Without the pictures, copy the entries below word for word.

Dataset items
_ _ _
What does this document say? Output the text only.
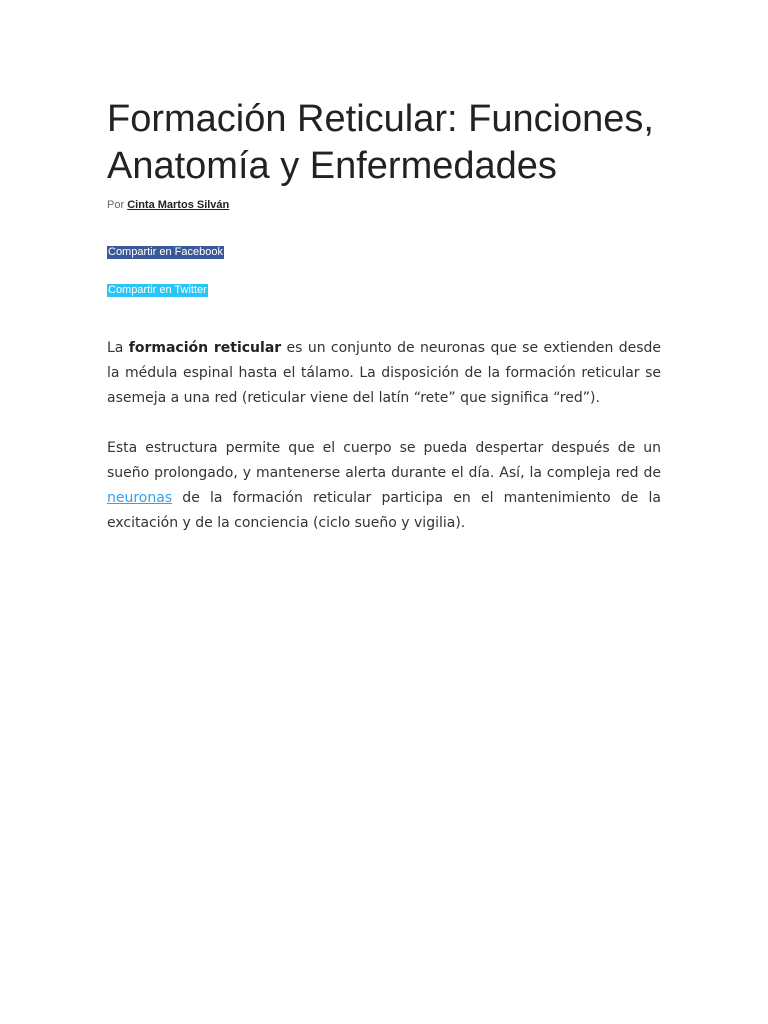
Formación Reticular: Funciones, Anatomía y Enfermedades
Por Cinta Martos Silván
Compartir en Facebook
Compartir en Twitter

La formación reticular es un conjunto de neuronas que se extienden desde la médula espinal hasta el tálamo. La disposición de la formación reticular se asemeja a una red (reticular viene del latín “rete” que significa “red”).

Esta estructura permite que el cuerpo se pueda despertar después de un sueño prolongado, y mantenerse alerta durante el día. Así, la compleja red de neuronas de la formación reticular participa en el mantenimiento de la excitación y de la conciencia (ciclo sueño y vigilia).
_ _ _
Solved problem ->
What does this document say? Output the text only.
Formación Reticular: Funciones, Anatomía y Enfermedades
Por Cinta Martos Silván
Compartir en Facebook
Compartir en Twitter

La formación reticular es un conjunto de neuronas que se extienden desde la médula espinal hasta el tálamo. La disposición de la formación reticular se asemeja a una red (reticular viene del latín “rete” que significa “red”).

Esta estructura permite que el cuerpo se pueda despertar después de un sueño prolongado, y mantenerse alerta durante el día. Así, la compleja red de neuronas de la formación reticular participa en el mantenimiento de la excitación y de la conciencia (ciclo sueño y vigilia).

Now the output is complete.